-- Begin Data in this exercise --

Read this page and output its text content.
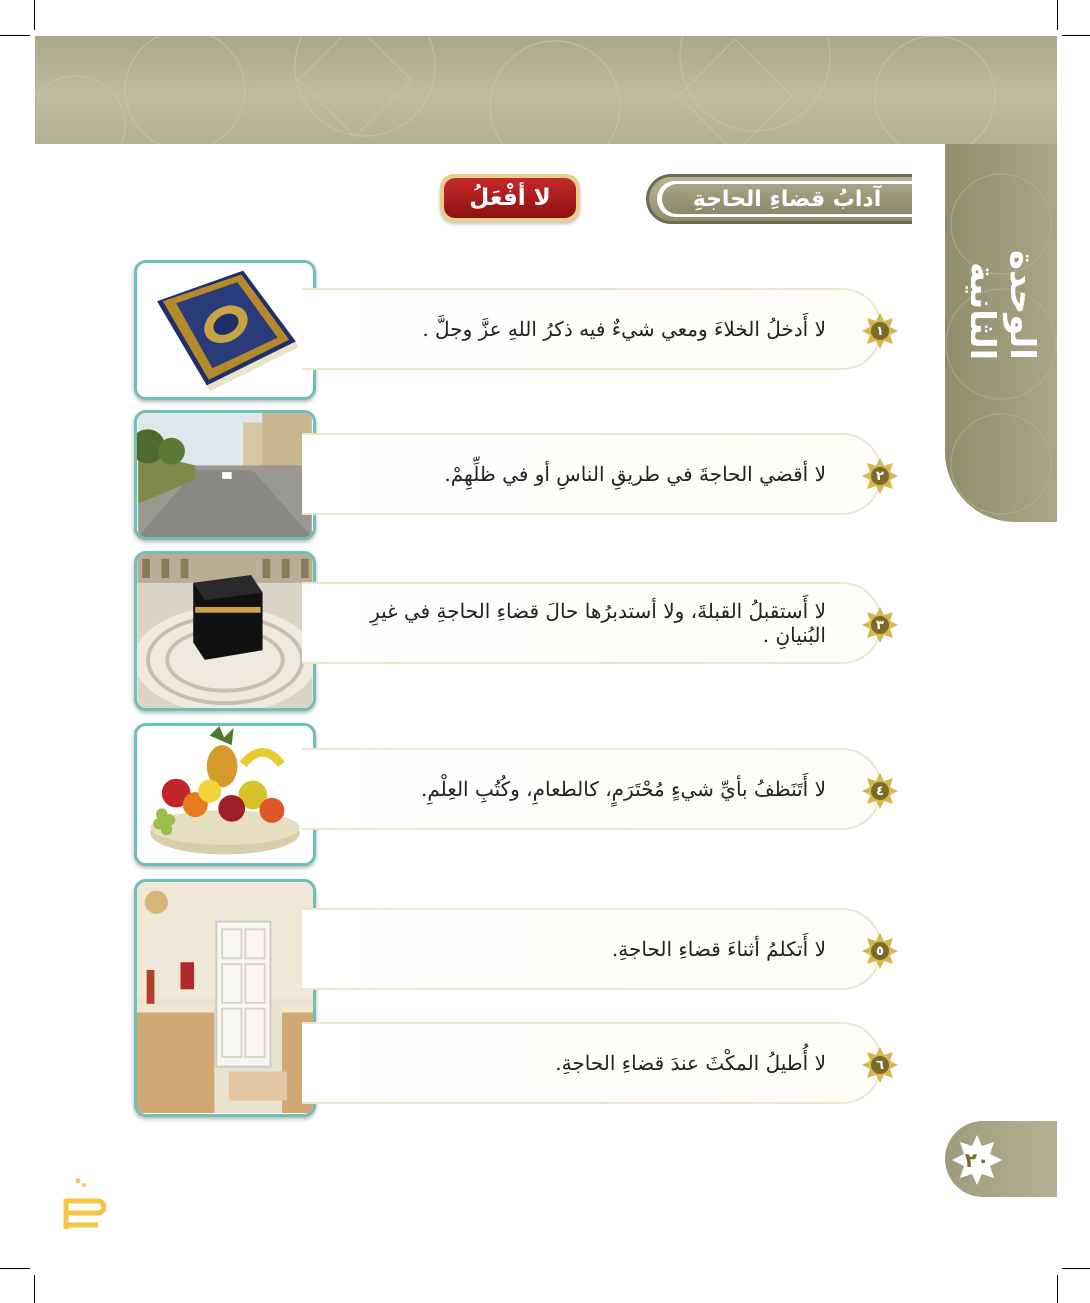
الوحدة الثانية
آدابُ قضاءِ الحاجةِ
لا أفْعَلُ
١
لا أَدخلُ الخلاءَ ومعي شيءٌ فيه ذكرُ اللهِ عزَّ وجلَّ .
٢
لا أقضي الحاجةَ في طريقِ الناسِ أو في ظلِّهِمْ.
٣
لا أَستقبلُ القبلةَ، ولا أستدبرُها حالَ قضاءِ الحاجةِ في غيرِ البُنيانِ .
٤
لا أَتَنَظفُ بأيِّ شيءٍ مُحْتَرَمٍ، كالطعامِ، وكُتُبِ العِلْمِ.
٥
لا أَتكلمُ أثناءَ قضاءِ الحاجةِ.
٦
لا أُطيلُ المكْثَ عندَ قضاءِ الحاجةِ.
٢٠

-- End Data in this exercise --
-- Begin Data in this exercise --

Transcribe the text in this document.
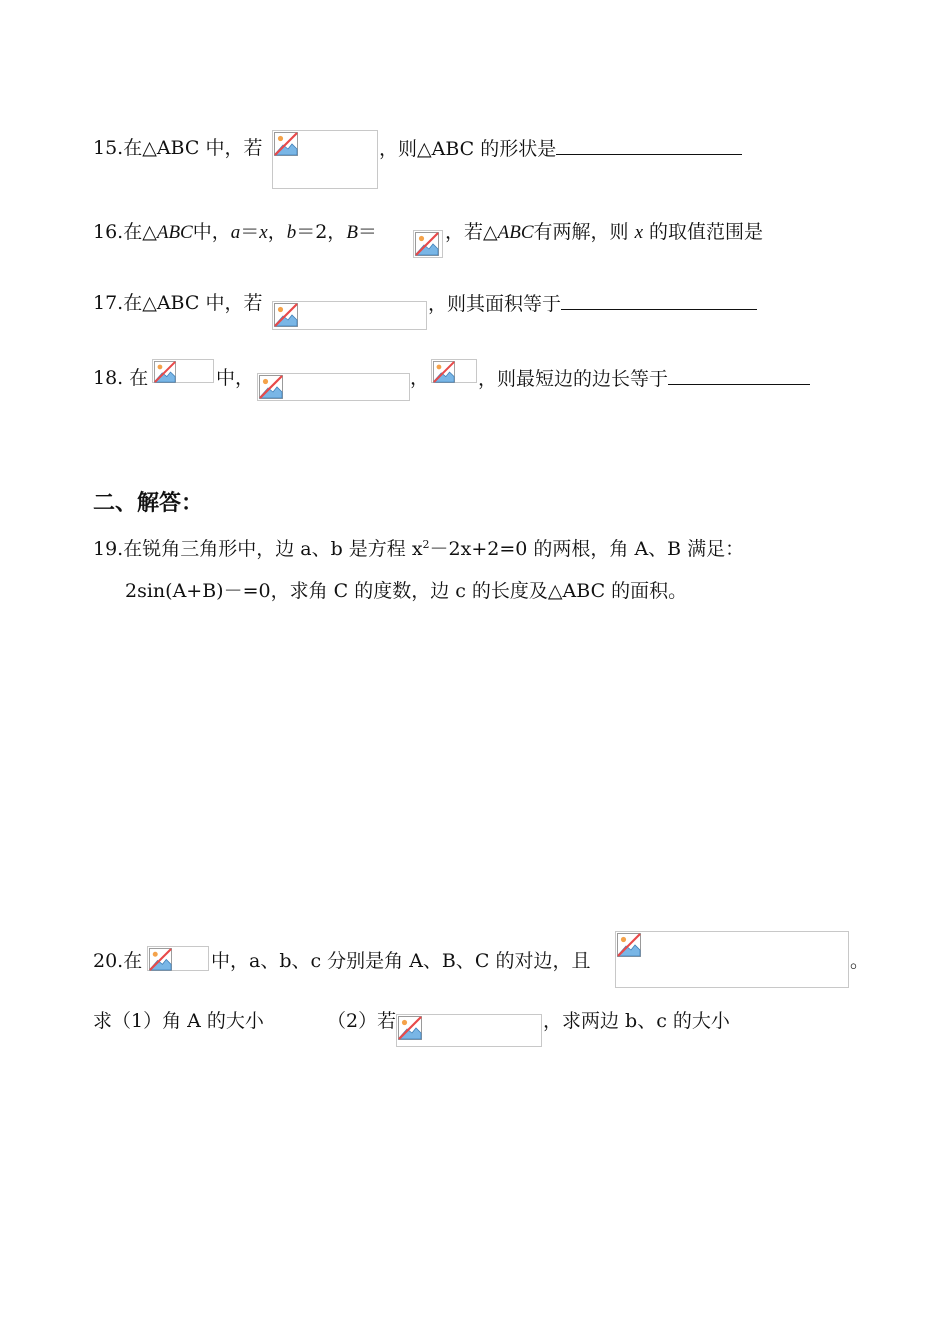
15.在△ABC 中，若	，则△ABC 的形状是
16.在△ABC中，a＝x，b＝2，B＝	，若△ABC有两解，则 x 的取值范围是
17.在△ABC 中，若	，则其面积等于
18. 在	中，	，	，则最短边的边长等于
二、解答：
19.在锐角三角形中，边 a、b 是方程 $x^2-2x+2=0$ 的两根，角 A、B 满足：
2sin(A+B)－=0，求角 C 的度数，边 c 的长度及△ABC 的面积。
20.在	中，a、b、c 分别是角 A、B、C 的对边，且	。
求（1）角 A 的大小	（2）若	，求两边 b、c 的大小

-- End Data in this exercise --

◆ Short problem:
Filter the listing above for the string "الحاجة" and copy every matching line.

◆ Written response:
آدابُ قضاءِ الحاجةِ
لا أقضي الحاجةَ في طريقِ الناسِ أو في ظلِّهِمْ.
لا أَستقبلُ القبلةَ، ولا أستدبرُها حالَ قضاءِ الحاجةِ في غيرِ البُنيانِ .
لا أَتكلمُ أثناءَ قضاءِ الحاجةِ.
لا أُطيلُ المكْثَ عندَ قضاءِ الحاجةِ.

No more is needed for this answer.